* _Exercise objective_:
Please find all lines in the data that hold the string "houses" and copy them.

* _Listed entries_:

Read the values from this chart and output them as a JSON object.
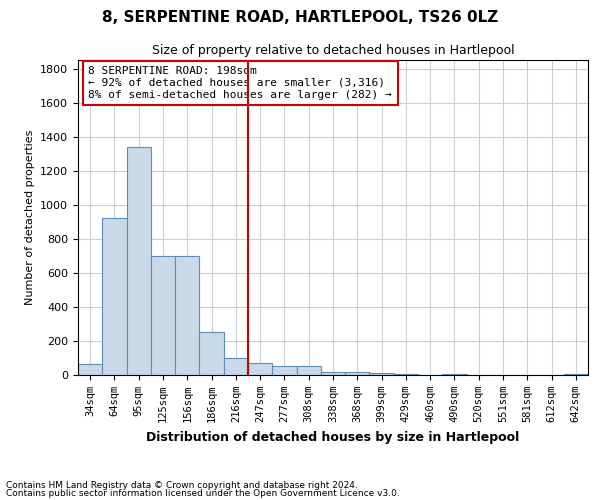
{
  "title": "8, SERPENTINE ROAD, HARTLEPOOL, TS26 0LZ",
  "subtitle": "Size of property relative to detached houses in Hartlepool",
  "xlabel": "Distribution of detached houses by size in Hartlepool",
  "ylabel": "Number of detached properties",
  "footnote1": "Contains HM Land Registry data © Crown copyright and database right 2024.",
  "footnote2": "Contains public sector information licensed under the Open Government Licence v3.0.",
  "bins": [
    "34sqm",
    "64sqm",
    "95sqm",
    "125sqm",
    "156sqm",
    "186sqm",
    "216sqm",
    "247sqm",
    "277sqm",
    "308sqm",
    "338sqm",
    "368sqm",
    "399sqm",
    "429sqm",
    "460sqm",
    "490sqm",
    "520sqm",
    "551sqm",
    "581sqm",
    "612sqm",
    "642sqm"
  ],
  "values": [
    65,
    920,
    1340,
    700,
    700,
    250,
    100,
    70,
    55,
    55,
    20,
    15,
    10,
    5,
    0,
    5,
    0,
    0,
    0,
    0,
    5
  ],
  "bar_color": "#c9d9e8",
  "bar_edge_color": "#5b8db8",
  "vline_x": 6.5,
  "vline_color": "#cc0000",
  "annotation_text": "8 SERPENTINE ROAD: 198sqm\n← 92% of detached houses are smaller (3,316)\n8% of semi-detached houses are larger (282) →",
  "annotation_box_color": "white",
  "annotation_box_edge": "#cc0000",
  "ylim": [
    0,
    1850
  ],
  "yticks": [
    0,
    200,
    400,
    600,
    800,
    1000,
    1200,
    1400,
    1600,
    1800
  ],
  "background_color": "white",
  "grid_color": "#c8d0d8"
}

* _Complete response_:
  "subtitle": "Size of property relative to detached houses in Hartlepool",
  "xlabel": "Distribution of detached houses by size in Hartlepool",
  "annotation_text": "8 SERPENTINE ROAD: 198sqm\n← 92% of detached houses are smaller (3,316)\n8% of semi-detached houses are larger (282) →",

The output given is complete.